◆ Material shown ◆

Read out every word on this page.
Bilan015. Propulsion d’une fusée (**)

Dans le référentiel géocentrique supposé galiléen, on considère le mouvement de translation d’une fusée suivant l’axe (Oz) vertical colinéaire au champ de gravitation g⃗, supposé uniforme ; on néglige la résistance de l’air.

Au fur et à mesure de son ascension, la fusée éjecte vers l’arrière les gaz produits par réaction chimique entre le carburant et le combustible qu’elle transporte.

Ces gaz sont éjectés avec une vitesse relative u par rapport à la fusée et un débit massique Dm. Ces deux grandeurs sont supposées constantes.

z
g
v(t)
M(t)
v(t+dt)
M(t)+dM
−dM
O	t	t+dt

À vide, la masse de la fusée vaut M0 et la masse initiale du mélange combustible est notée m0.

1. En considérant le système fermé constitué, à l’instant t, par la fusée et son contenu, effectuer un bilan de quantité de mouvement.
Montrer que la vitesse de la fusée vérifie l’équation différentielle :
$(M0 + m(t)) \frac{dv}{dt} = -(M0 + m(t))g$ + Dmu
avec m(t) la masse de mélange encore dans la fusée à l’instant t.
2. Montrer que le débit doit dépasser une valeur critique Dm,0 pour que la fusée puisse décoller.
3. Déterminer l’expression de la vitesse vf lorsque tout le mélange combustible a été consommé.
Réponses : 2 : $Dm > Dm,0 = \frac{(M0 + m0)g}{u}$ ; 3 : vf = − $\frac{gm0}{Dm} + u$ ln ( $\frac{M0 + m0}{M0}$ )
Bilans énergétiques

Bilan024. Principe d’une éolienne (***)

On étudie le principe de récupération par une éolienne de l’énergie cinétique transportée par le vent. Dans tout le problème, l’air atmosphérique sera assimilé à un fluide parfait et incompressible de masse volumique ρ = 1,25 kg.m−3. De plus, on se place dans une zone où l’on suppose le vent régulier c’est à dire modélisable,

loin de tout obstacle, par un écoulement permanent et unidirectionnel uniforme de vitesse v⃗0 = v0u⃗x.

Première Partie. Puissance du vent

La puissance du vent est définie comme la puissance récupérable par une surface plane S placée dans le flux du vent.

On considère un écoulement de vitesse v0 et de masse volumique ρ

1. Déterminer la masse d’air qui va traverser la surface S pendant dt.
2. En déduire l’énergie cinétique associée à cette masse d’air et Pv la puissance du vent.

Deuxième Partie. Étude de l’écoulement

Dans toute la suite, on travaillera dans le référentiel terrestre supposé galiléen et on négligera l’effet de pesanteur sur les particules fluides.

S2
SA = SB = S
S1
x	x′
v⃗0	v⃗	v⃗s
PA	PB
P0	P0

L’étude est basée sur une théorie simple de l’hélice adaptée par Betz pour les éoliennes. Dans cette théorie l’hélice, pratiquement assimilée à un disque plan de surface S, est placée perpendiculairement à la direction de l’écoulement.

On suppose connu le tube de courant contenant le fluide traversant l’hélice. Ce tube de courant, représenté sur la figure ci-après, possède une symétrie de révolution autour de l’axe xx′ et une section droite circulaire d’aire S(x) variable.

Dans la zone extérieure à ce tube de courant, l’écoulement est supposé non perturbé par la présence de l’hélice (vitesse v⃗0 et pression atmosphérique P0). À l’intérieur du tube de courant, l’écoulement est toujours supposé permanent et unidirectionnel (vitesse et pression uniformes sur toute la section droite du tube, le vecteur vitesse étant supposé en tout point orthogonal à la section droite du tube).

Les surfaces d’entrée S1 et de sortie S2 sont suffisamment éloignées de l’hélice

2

◆ The task ◆
Reproduce each record exactly, leaving nothing out.

◆ Full answer ◆
Read out every word on this page.
Bilan015. Propulsion d’une fusée (**)

Dans le référentiel géocentrique supposé galiléen, on considère le mouvement de translation d’une fusée suivant l’axe (Oz) vertical colinéaire au champ de gravitation g⃗, supposé uniforme ; on néglige la résistance de l’air.

Au fur et à mesure de son ascension, la fusée éjecte vers l’arrière les gaz produits par réaction chimique entre le carburant et le combustible qu’elle transporte.

Ces gaz sont éjectés avec une vitesse relative u par rapport à la fusée et un débit massique Dm. Ces deux grandeurs sont supposées constantes.

z
g
v(t)
M(t)
v(t+dt)
M(t)+dM
−dM
O	t	t+dt

À vide, la masse de la fusée vaut M0 et la masse initiale du mélange combustible est notée m0.

1. En considérant le système fermé constitué, à l’instant t, par la fusée et son contenu, effectuer un bilan de quantité de mouvement.
Montrer que la vitesse de la fusée vérifie l’équation différentielle :
$(M0 + m(t)) \frac{dv}{dt} = -(M0 + m(t))g$ + Dmu
avec m(t) la masse de mélange encore dans la fusée à l’instant t.
2. Montrer que le débit doit dépasser une valeur critique Dm,0 pour que la fusée puisse décoller.
3. Déterminer l’expression de la vitesse vf lorsque tout le mélange combustible a été consommé.
Réponses : 2 : $Dm > Dm,0 = \frac{(M0 + m0)g}{u}$ ; 3 : vf = − $\frac{gm0}{Dm} + u$ ln ( $\frac{M0 + m0}{M0}$ )
Bilans énergétiques

Bilan024. Principe d’une éolienne (***)

On étudie le principe de récupération par une éolienne de l’énergie cinétique transportée par le vent. Dans tout le problème, l’air atmosphérique sera assimilé à un fluide parfait et incompressible de masse volumique ρ = 1,25 kg.m−3. De plus, on se place dans une zone où l’on suppose le vent régulier c’est à dire modélisable,

loin de tout obstacle, par un écoulement permanent et unidirectionnel uniforme de vitesse v⃗0 = v0u⃗x.

Première Partie. Puissance du vent

La puissance du vent est définie comme la puissance récupérable par une surface plane S placée dans le flux du vent.

On considère un écoulement de vitesse v0 et de masse volumique ρ

1. Déterminer la masse d’air qui va traverser la surface S pendant dt.
2. En déduire l’énergie cinétique associée à cette masse d’air et Pv la puissance du vent.

Deuxième Partie. Étude de l’écoulement

Dans toute la suite, on travaillera dans le référentiel terrestre supposé galiléen et on négligera l’effet de pesanteur sur les particules fluides.

S2
SA = SB = S
S1
x	x′
v⃗0	v⃗	v⃗s
PA	PB
P0	P0

L’étude est basée sur une théorie simple de l’hélice adaptée par Betz pour les éoliennes. Dans cette théorie l’hélice, pratiquement assimilée à un disque plan de surface S, est placée perpendiculairement à la direction de l’écoulement.

On suppose connu le tube de courant contenant le fluide traversant l’hélice. Ce tube de courant, représenté sur la figure ci-après, possède une symétrie de révolution autour de l’axe xx′ et une section droite circulaire d’aire S(x) variable.

Dans la zone extérieure à ce tube de courant, l’écoulement est supposé non perturbé par la présence de l’hélice (vitesse v⃗0 et pression atmosphérique P0). À l’intérieur du tube de courant, l’écoulement est toujours supposé permanent et unidirectionnel (vitesse et pression uniformes sur toute la section droite du tube, le vecteur vitesse étant supposé en tout point orthogonal à la section droite du tube).

Les surfaces d’entrée S1 et de sortie S2 sont suffisamment éloignées de l’hélice

2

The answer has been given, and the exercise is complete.